EXERCISE PROMPT ▸ Reproduce every row below, replacing each occurrence of "star-marker" with "asterisk-marker" and leaving everything else as it is.

Item position entries
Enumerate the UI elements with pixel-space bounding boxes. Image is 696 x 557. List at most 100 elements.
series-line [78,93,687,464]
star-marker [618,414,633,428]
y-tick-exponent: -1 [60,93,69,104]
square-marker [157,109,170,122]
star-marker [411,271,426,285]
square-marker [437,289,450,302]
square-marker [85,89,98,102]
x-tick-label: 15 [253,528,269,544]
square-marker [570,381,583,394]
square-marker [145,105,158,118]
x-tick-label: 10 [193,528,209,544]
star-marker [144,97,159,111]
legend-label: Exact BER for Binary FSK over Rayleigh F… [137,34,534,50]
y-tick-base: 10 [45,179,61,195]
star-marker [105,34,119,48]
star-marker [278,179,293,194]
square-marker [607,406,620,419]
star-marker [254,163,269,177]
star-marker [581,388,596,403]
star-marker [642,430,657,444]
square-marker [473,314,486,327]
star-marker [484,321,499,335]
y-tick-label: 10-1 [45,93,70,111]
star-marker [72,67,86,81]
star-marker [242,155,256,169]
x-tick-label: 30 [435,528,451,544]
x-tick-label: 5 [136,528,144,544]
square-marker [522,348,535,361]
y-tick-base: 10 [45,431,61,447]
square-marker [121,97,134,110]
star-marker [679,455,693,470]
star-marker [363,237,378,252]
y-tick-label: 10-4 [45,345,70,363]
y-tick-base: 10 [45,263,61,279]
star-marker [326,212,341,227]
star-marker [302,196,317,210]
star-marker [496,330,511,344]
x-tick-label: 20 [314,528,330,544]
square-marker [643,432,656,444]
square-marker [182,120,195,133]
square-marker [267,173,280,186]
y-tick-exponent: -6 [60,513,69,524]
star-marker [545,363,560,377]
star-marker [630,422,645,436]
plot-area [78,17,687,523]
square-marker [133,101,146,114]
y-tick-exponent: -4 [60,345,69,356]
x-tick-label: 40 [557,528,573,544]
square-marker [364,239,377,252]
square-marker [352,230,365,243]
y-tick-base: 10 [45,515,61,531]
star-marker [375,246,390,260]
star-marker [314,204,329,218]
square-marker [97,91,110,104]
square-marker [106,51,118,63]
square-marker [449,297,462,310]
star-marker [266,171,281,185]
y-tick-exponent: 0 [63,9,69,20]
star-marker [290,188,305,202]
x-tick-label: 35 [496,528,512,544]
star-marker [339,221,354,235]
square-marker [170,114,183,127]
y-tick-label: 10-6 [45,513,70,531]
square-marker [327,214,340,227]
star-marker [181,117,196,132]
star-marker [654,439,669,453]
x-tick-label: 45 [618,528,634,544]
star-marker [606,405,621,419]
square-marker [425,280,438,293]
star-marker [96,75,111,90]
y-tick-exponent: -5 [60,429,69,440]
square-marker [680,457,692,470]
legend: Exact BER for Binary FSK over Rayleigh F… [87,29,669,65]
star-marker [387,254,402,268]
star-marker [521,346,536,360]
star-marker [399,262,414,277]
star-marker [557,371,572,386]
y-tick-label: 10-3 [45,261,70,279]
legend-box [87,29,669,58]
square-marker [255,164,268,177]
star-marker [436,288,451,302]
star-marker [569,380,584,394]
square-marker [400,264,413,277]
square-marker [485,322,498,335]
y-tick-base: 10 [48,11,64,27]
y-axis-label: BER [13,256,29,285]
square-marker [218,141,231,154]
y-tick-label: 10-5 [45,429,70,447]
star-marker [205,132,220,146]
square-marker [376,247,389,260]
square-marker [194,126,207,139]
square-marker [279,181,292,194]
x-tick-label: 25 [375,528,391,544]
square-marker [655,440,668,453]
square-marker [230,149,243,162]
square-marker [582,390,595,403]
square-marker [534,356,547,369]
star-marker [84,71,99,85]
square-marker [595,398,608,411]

SOLUTION ▸
Enumerate the UI elements with pixel-space bounding boxes. Image is 696 x 557. List at most 100 elements.
series-line [78,93,687,464]
asterisk-marker [618,414,633,428]
y-tick-exponent: -1 [60,93,69,104]
square-marker [157,109,170,122]
asterisk-marker [411,271,426,285]
square-marker [437,289,450,302]
square-marker [85,89,98,102]
x-tick-label: 15 [253,528,269,544]
square-marker [570,381,583,394]
square-marker [145,105,158,118]
x-tick-label: 10 [193,528,209,544]
asterisk-marker [144,97,159,111]
legend-label: Exact BER for Binary FSK over Rayleigh F… [137,34,534,50]
y-tick-base: 10 [45,179,61,195]
asterisk-marker [105,34,119,48]
asterisk-marker [278,179,293,194]
square-marker [607,406,620,419]
asterisk-marker [254,163,269,177]
asterisk-marker [581,388,596,403]
asterisk-marker [642,430,657,444]
square-marker [473,314,486,327]
asterisk-marker [484,321,499,335]
y-tick-label: 10-1 [45,93,70,111]
asterisk-marker [72,67,86,81]
asterisk-marker [242,155,256,169]
x-tick-label: 30 [435,528,451,544]
x-tick-label: 5 [136,528,144,544]
square-marker [522,348,535,361]
y-tick-base: 10 [45,431,61,447]
square-marker [121,97,134,110]
asterisk-marker [679,455,693,470]
asterisk-marker [363,237,378,252]
y-tick-label: 10-4 [45,345,70,363]
y-tick-base: 10 [45,263,61,279]
asterisk-marker [326,212,341,227]
asterisk-marker [302,196,317,210]
asterisk-marker [496,330,511,344]
x-tick-label: 20 [314,528,330,544]
square-marker [643,432,656,444]
square-marker [182,120,195,133]
square-marker [267,173,280,186]
y-tick-exponent: -6 [60,513,69,524]
asterisk-marker [545,363,560,377]
asterisk-marker [630,422,645,436]
plot-area [78,17,687,523]
square-marker [133,101,146,114]
y-tick-exponent: -4 [60,345,69,356]
x-tick-label: 40 [557,528,573,544]
square-marker [364,239,377,252]
square-marker [352,230,365,243]
y-tick-base: 10 [45,515,61,531]
asterisk-marker [375,246,390,260]
asterisk-marker [314,204,329,218]
square-marker [97,91,110,104]
square-marker [106,51,118,63]
square-marker [449,297,462,310]
asterisk-marker [266,171,281,185]
y-tick-exponent: 0 [63,9,69,20]
asterisk-marker [290,188,305,202]
x-tick-label: 35 [496,528,512,544]
asterisk-marker [339,221,354,235]
square-marker [170,114,183,127]
y-tick-label: 10-6 [45,513,70,531]
square-marker [327,214,340,227]
asterisk-marker [181,117,196,132]
asterisk-marker [654,439,669,453]
x-tick-label: 45 [618,528,634,544]
asterisk-marker [606,405,621,419]
square-marker [425,280,438,293]
asterisk-marker [96,75,111,90]
y-tick-exponent: -5 [60,429,69,440]
square-marker [680,457,692,470]
legend: Exact BER for Binary FSK over Rayleigh F… [87,29,669,65]
asterisk-marker [387,254,402,268]
asterisk-marker [521,346,536,360]
asterisk-marker [399,262,414,277]
asterisk-marker [557,371,572,386]
y-tick-label: 10-3 [45,261,70,279]
legend-box [87,29,669,58]
square-marker [255,164,268,177]
asterisk-marker [436,288,451,302]
asterisk-marker [569,380,584,394]
square-marker [400,264,413,277]
square-marker [485,322,498,335]
y-tick-base: 10 [48,11,64,27]
y-axis-label: BER [13,256,29,285]
square-marker [218,141,231,154]
y-tick-label: 10-5 [45,429,70,447]
asterisk-marker [205,132,220,146]
square-marker [376,247,389,260]
square-marker [194,126,207,139]
square-marker [279,181,292,194]
x-tick-label: 25 [375,528,391,544]
square-marker [655,440,668,453]
square-marker [230,149,243,162]
square-marker [582,390,595,403]
square-marker [534,356,547,369]
asterisk-marker [84,71,99,85]
square-marker [595,398,608,411]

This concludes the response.